Problem statement
Your task is to copy every record exactly.

--- start Source material ---

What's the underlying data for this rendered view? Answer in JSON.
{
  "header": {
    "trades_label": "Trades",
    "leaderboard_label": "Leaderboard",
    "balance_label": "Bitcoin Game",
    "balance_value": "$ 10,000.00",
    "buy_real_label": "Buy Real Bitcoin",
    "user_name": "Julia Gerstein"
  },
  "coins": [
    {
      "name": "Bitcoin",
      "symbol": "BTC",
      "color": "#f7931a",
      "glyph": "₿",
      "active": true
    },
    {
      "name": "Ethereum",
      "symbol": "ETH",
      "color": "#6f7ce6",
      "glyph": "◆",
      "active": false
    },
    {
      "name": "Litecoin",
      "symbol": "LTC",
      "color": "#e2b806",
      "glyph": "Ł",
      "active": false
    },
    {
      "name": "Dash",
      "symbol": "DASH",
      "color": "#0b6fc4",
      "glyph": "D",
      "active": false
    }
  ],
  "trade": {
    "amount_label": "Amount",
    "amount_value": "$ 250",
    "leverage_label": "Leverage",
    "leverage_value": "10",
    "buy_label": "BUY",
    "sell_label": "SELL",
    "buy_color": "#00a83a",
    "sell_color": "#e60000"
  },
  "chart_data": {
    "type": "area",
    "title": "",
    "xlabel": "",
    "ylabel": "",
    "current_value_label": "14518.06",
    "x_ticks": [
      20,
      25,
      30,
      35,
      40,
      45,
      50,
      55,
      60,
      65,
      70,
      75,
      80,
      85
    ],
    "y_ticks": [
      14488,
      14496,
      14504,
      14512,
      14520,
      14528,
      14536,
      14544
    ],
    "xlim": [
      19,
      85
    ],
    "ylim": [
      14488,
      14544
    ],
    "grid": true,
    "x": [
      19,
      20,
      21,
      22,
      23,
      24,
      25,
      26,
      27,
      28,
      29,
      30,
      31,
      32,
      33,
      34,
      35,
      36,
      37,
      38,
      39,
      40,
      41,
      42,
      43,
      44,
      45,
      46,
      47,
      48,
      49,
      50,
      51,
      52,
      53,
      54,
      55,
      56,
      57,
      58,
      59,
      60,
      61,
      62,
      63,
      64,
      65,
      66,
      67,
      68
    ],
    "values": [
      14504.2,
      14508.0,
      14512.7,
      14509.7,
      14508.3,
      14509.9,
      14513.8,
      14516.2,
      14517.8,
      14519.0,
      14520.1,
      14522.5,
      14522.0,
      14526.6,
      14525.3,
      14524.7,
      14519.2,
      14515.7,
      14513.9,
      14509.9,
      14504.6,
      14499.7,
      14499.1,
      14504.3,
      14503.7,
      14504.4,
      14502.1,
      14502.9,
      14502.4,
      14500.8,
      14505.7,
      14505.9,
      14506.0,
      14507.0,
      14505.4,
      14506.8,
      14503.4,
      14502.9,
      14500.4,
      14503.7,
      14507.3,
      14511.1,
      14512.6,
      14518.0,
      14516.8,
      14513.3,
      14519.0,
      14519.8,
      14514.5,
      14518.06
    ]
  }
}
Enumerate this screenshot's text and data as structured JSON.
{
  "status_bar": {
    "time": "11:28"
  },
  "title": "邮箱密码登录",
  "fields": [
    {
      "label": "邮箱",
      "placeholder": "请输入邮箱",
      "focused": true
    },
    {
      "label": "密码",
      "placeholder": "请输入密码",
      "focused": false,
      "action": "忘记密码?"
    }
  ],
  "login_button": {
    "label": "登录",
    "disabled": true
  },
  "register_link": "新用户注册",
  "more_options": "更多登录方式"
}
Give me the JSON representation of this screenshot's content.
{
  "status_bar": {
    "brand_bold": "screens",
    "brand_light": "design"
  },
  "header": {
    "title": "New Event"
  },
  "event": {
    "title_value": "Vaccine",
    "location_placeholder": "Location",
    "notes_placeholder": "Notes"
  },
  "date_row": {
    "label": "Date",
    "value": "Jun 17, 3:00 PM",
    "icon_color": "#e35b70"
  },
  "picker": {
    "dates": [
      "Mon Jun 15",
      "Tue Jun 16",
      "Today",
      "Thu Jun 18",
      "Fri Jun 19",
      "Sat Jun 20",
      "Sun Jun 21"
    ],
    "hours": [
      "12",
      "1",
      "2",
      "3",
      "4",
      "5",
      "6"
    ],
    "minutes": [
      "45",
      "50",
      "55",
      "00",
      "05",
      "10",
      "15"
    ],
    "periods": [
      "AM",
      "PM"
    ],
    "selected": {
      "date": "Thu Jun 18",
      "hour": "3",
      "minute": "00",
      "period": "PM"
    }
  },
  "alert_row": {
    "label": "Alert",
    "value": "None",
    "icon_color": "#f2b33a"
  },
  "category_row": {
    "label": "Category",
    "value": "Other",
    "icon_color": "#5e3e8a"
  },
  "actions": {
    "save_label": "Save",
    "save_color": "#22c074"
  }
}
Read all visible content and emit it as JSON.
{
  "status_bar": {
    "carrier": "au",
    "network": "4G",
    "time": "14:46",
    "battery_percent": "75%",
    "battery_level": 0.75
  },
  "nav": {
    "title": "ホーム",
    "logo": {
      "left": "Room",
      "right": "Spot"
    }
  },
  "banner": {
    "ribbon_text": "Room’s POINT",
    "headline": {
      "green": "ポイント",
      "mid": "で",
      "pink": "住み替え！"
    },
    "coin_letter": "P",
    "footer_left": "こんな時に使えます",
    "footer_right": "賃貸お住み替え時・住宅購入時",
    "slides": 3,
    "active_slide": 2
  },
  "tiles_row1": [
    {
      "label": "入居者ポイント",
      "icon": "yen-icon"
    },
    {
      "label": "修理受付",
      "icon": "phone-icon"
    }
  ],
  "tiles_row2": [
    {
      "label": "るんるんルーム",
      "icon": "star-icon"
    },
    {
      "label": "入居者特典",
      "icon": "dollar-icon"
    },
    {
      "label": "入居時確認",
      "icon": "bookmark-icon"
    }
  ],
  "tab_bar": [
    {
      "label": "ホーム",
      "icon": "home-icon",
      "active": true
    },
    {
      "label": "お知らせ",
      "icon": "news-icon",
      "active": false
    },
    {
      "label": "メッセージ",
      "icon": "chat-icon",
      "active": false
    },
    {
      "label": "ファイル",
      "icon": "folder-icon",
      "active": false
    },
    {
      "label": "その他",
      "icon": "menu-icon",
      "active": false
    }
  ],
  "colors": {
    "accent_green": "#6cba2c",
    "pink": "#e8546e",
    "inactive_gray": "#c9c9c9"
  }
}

--- end Source material ---

Complete answer
What's the underlying data for this rendered view? Answer in JSON.
{
  "header": {
    "trades_label": "Trades",
    "leaderboard_label": "Leaderboard",
    "balance_label": "Bitcoin Game",
    "balance_value": "$ 10,000.00",
    "buy_real_label": "Buy Real Bitcoin",
    "user_name": "Julia Gerstein"
  },
  "coins": [
    {
      "name": "Bitcoin",
      "symbol": "BTC",
      "color": "#f7931a",
      "glyph": "₿",
      "active": true
    },
    {
      "name": "Ethereum",
      "symbol": "ETH",
      "color": "#6f7ce6",
      "glyph": "◆",
      "active": false
    },
    {
      "name": "Litecoin",
      "symbol": "LTC",
      "color": "#e2b806",
      "glyph": "Ł",
      "active": false
    },
    {
      "name": "Dash",
      "symbol": "DASH",
      "color": "#0b6fc4",
      "glyph": "D",
      "active": false
    }
  ],
  "trade": {
    "amount_label": "Amount",
    "amount_value": "$ 250",
    "leverage_label": "Leverage",
    "leverage_value": "10",
    "buy_label": "BUY",
    "sell_label": "SELL",
    "buy_color": "#00a83a",
    "sell_color": "#e60000"
  },
  "chart_data": {
    "type": "area",
    "title": "",
    "xlabel": "",
    "ylabel": "",
    "current_value_label": "14518.06",
    "x_ticks": [
      20,
      25,
      30,
      35,
      40,
      45,
      50,
      55,
      60,
      65,
      70,
      75,
      80,
      85
    ],
    "y_ticks": [
      14488,
      14496,
      14504,
      14512,
      14520,
      14528,
      14536,
      14544
    ],
    "xlim": [
      19,
      85
    ],
    "ylim": [
      14488,
      14544
    ],
    "grid": true,
    "x": [
      19,
      20,
      21,
      22,
      23,
      24,
      25,
      26,
      27,
      28,
      29,
      30,
      31,
      32,
      33,
      34,
      35,
      36,
      37,
      38,
      39,
      40,
      41,
      42,
      43,
      44,
      45,
      46,
      47,
      48,
      49,
      50,
      51,
      52,
      53,
      54,
      55,
      56,
      57,
      58,
      59,
      60,
      61,
      62,
      63,
      64,
      65,
      66,
      67,
      68
    ],
    "values": [
      14504.2,
      14508.0,
      14512.7,
      14509.7,
      14508.3,
      14509.9,
      14513.8,
      14516.2,
      14517.8,
      14519.0,
      14520.1,
      14522.5,
      14522.0,
      14526.6,
      14525.3,
      14524.7,
      14519.2,
      14515.7,
      14513.9,
      14509.9,
      14504.6,
      14499.7,
      14499.1,
      14504.3,
      14503.7,
      14504.4,
      14502.1,
      14502.9,
      14502.4,
      14500.8,
      14505.7,
      14505.9,
      14506.0,
      14507.0,
      14505.4,
      14506.8,
      14503.4,
      14502.9,
      14500.4,
      14503.7,
      14507.3,
      14511.1,
      14512.6,
      14518.0,
      14516.8,
      14513.3,
      14519.0,
      14519.8,
      14514.5,
      14518.06
    ]
  }
}
Enumerate this screenshot's text and data as structured JSON.
{
  "status_bar": {
    "time": "11:28"
  },
  "title": "邮箱密码登录",
  "fields": [
    {
      "label": "邮箱",
      "placeholder": "请输入邮箱",
      "focused": true
    },
    {
      "label": "密码",
      "placeholder": "请输入密码",
      "focused": false,
      "action": "忘记密码?"
    }
  ],
  "login_button": {
    "label": "登录",
    "disabled": true
  },
  "register_link": "新用户注册",
  "more_options": "更多登录方式"
}
Give me the JSON representation of this screenshot's content.
{
  "status_bar": {
    "brand_bold": "screens",
    "brand_light": "design"
  },
  "header": {
    "title": "New Event"
  },
  "event": {
    "title_value": "Vaccine",
    "location_placeholder": "Location",
    "notes_placeholder": "Notes"
  },
  "date_row": {
    "label": "Date",
    "value": "Jun 17, 3:00 PM",
    "icon_color": "#e35b70"
  },
  "picker": {
    "dates": [
      "Mon Jun 15",
      "Tue Jun 16",
      "Today",
      "Thu Jun 18",
      "Fri Jun 19",
      "Sat Jun 20",
      "Sun Jun 21"
    ],
    "hours": [
      "12",
      "1",
      "2",
      "3",
      "4",
      "5",
      "6"
    ],
    "minutes": [
      "45",
      "50",
      "55",
      "00",
      "05",
      "10",
      "15"
    ],
    "periods": [
      "AM",
      "PM"
    ],
    "selected": {
      "date": "Thu Jun 18",
      "hour": "3",
      "minute": "00",
      "period": "PM"
    }
  },
  "alert_row": {
    "label": "Alert",
    "value": "None",
    "icon_color": "#f2b33a"
  },
  "category_row": {
    "label": "Category",
    "value": "Other",
    "icon_color": "#5e3e8a"
  },
  "actions": {
    "save_label": "Save",
    "save_color": "#22c074"
  }
}
Read all visible content and emit it as JSON.
{
  "status_bar": {
    "carrier": "au",
    "network": "4G",
    "time": "14:46",
    "battery_percent": "75%",
    "battery_level": 0.75
  },
  "nav": {
    "title": "ホーム",
    "logo": {
      "left": "Room",
      "right": "Spot"
    }
  },
  "banner": {
    "ribbon_text": "Room’s POINT",
    "headline": {
      "green": "ポイント",
      "mid": "で",
      "pink": "住み替え！"
    },
    "coin_letter": "P",
    "footer_left": "こんな時に使えます",
    "footer_right": "賃貸お住み替え時・住宅購入時",
    "slides": 3,
    "active_slide": 2
  },
  "tiles_row1": [
    {
      "label": "入居者ポイント",
      "icon": "yen-icon"
    },
    {
      "label": "修理受付",
      "icon": "phone-icon"
    }
  ],
  "tiles_row2": [
    {
      "label": "るんるんルーム",
      "icon": "star-icon"
    },
    {
      "label": "入居者特典",
      "icon": "dollar-icon"
    },
    {
      "label": "入居時確認",
      "icon": "bookmark-icon"
    }
  ],
  "tab_bar": [
    {
      "label": "ホーム",
      "icon": "home-icon",
      "active": true
    },
    {
      "label": "お知らせ",
      "icon": "news-icon",
      "active": false
    },
    {
      "label": "メッセージ",
      "icon": "chat-icon",
      "active": false
    },
    {
      "label": "ファイル",
      "icon": "folder-icon",
      "active": false
    },
    {
      "label": "その他",
      "icon": "menu-icon",
      "active": false
    }
  ],
  "colors": {
    "accent_green": "#6cba2c",
    "pink": "#e8546e",
    "inactive_gray": "#c9c9c9"
  }
}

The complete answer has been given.